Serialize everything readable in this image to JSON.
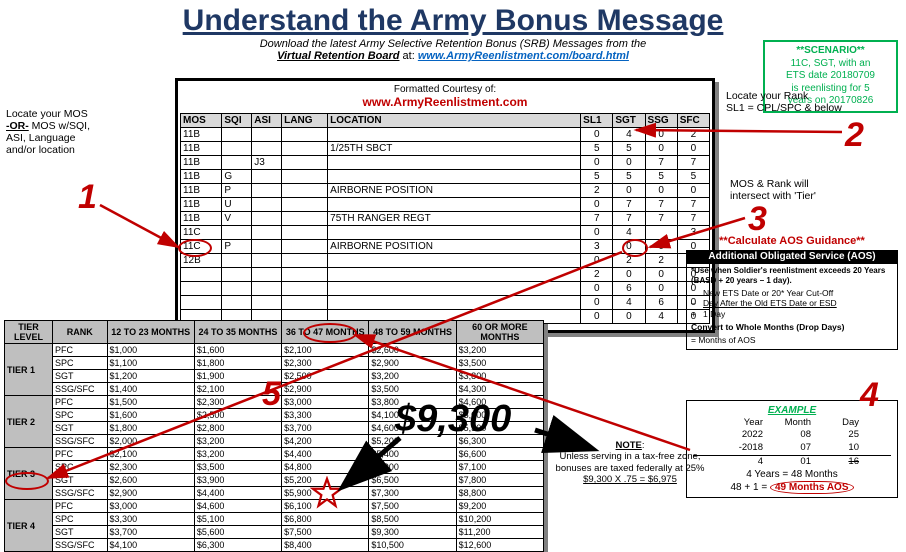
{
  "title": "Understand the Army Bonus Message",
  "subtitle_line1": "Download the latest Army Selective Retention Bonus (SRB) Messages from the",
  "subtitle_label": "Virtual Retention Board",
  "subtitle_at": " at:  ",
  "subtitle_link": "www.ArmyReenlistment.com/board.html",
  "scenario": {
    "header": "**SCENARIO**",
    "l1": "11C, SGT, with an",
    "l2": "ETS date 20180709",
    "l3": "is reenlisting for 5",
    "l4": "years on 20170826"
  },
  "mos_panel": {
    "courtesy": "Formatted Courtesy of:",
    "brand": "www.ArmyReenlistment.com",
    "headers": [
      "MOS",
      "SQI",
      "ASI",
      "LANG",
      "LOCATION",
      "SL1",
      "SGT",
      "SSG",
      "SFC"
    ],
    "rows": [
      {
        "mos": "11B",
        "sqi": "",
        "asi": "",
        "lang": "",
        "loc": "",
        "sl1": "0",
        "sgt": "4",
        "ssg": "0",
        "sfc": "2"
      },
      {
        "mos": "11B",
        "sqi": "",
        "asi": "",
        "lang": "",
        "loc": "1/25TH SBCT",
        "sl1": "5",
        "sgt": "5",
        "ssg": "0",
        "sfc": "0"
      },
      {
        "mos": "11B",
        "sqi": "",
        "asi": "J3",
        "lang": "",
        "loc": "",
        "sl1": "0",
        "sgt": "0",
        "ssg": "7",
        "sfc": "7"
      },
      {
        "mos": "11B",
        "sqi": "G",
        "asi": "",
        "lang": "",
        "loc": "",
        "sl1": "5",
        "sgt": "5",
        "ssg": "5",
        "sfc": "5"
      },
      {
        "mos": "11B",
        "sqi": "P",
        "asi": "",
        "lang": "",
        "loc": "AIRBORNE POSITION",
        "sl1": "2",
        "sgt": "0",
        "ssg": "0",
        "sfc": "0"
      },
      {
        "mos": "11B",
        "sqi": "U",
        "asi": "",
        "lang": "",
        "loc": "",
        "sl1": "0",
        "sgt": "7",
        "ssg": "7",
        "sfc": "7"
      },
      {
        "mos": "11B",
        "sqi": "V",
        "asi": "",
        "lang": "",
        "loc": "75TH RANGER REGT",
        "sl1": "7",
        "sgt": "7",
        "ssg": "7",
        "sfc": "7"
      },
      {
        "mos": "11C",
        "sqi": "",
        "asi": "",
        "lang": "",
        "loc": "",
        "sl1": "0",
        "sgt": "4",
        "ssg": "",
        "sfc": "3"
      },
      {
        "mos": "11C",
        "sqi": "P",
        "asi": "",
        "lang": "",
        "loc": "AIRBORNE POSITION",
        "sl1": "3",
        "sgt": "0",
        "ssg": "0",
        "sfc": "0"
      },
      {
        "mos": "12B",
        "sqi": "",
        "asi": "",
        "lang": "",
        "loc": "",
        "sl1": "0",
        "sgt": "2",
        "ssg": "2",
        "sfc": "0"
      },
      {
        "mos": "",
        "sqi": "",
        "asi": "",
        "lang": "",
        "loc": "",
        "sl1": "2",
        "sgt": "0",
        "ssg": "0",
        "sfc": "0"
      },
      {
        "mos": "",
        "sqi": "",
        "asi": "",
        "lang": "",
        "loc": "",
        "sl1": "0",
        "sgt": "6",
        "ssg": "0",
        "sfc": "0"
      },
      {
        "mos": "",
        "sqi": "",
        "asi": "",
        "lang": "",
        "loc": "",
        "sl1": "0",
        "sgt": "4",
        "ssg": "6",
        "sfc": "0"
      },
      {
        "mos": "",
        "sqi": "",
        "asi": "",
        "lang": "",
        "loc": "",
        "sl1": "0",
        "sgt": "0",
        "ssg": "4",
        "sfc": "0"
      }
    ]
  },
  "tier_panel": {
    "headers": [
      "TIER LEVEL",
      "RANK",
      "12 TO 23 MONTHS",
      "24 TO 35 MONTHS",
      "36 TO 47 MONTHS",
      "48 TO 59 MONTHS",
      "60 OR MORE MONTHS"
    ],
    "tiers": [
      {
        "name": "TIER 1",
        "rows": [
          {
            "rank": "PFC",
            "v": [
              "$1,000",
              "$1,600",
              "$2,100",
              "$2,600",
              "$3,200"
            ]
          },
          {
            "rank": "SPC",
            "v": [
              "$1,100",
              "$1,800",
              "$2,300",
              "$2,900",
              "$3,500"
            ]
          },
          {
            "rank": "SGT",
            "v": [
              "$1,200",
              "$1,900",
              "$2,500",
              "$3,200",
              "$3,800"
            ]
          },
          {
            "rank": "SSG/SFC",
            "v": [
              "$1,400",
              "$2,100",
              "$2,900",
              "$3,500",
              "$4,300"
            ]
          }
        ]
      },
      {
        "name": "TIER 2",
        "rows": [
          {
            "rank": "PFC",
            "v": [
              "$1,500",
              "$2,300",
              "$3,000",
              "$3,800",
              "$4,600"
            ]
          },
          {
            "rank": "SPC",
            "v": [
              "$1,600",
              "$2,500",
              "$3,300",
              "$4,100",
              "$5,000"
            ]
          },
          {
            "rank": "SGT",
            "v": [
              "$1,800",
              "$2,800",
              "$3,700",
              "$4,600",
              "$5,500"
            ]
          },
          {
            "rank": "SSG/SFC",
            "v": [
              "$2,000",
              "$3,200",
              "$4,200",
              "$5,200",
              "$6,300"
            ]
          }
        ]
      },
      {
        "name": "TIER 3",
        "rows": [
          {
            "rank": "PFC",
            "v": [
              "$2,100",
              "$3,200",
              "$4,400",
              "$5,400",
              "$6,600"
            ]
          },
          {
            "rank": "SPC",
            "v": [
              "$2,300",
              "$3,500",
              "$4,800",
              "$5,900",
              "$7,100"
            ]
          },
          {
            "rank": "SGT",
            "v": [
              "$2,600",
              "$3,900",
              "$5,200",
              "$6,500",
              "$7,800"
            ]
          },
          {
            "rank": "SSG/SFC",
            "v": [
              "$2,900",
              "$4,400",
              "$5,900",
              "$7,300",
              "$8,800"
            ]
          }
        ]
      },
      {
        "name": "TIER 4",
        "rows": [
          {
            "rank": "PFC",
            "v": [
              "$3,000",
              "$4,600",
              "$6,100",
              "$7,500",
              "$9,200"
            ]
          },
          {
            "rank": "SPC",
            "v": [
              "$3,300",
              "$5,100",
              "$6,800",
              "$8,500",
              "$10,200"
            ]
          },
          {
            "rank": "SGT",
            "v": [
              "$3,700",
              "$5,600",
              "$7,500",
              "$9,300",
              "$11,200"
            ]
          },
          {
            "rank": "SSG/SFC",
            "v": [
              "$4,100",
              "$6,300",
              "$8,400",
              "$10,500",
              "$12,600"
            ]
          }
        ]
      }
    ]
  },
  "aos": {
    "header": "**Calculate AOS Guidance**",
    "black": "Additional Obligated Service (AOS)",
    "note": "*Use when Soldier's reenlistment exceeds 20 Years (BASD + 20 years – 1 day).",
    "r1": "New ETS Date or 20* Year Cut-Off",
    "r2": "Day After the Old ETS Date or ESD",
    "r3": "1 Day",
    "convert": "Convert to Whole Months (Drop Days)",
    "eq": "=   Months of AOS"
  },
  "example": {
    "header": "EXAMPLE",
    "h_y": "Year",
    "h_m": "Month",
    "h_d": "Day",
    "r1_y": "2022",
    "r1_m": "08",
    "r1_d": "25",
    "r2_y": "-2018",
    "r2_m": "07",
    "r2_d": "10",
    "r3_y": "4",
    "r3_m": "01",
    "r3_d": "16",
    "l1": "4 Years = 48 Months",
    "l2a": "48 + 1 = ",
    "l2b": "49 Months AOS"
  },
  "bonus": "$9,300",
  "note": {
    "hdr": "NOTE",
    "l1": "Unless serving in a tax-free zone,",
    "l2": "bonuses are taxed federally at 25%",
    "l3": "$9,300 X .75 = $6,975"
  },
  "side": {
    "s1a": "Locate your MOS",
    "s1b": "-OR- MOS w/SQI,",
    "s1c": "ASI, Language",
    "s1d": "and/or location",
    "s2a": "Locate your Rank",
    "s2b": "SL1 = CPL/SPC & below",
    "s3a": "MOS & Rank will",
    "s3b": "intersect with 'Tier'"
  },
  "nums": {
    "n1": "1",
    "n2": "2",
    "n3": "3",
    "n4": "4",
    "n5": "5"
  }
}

* WRITTEN INSTRUCTION: Write out every line from the entries where "Locate" appears.

* CORRECT OUTPUT:
    "s1a": "Locate your MOS",
    "s2a": "Locate your Rank",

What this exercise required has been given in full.